Gather all lines from the material that contain "this".

__DATA SUPPLIED__

- - -

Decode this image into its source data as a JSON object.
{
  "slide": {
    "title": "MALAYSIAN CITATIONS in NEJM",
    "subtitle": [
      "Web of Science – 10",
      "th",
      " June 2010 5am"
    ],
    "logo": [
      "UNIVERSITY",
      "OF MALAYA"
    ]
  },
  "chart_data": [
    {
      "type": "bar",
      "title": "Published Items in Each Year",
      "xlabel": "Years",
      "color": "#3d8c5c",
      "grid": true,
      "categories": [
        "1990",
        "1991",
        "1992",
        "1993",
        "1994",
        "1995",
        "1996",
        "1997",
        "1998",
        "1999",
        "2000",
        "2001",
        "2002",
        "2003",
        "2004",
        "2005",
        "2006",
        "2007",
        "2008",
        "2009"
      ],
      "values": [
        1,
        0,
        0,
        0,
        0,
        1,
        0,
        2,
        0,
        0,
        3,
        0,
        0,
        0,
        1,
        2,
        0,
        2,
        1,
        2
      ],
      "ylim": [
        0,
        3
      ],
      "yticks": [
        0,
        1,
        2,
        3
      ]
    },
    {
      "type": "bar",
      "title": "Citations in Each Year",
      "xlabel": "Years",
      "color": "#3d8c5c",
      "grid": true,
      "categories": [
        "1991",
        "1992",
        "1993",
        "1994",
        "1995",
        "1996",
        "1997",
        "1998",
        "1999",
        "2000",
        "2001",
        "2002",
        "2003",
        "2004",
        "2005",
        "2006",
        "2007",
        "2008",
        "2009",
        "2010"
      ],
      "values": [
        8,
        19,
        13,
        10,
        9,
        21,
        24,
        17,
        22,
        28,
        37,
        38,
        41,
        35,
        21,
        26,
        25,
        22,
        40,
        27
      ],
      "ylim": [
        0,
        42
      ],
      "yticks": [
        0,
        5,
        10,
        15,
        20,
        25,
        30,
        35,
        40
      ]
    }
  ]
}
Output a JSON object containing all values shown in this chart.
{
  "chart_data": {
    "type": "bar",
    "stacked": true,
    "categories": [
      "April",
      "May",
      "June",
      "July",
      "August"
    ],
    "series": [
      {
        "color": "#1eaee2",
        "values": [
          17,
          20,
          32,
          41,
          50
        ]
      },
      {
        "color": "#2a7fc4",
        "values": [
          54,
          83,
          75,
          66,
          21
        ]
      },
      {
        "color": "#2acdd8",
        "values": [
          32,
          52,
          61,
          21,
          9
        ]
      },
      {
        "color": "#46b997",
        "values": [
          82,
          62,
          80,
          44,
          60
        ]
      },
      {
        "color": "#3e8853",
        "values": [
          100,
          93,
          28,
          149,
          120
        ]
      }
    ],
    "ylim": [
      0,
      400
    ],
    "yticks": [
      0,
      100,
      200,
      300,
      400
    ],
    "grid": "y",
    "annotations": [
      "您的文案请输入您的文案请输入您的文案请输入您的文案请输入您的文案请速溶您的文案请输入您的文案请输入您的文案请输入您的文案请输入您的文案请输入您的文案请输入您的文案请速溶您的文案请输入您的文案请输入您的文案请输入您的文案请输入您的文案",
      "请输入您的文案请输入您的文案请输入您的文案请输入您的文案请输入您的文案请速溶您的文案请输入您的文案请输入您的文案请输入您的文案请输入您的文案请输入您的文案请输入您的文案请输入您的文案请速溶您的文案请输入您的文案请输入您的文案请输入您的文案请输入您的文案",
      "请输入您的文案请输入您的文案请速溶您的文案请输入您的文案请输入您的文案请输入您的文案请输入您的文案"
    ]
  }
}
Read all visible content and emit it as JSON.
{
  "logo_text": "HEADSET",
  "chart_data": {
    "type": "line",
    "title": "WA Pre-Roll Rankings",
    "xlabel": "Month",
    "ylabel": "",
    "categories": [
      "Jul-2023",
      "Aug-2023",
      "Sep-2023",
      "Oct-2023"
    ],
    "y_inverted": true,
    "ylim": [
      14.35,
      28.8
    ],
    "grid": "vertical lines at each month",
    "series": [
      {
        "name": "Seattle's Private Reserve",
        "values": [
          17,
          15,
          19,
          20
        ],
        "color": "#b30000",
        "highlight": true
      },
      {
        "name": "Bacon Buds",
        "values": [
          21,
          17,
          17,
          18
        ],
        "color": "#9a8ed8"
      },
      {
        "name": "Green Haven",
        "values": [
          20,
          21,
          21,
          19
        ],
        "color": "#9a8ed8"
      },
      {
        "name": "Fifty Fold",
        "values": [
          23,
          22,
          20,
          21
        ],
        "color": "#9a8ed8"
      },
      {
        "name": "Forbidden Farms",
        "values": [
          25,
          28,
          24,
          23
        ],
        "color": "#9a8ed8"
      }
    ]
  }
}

- - -

__EXERCISE RESPONSE__
Decode this image into its source data as a JSON object.
Output a JSON object containing all values shown in this chart.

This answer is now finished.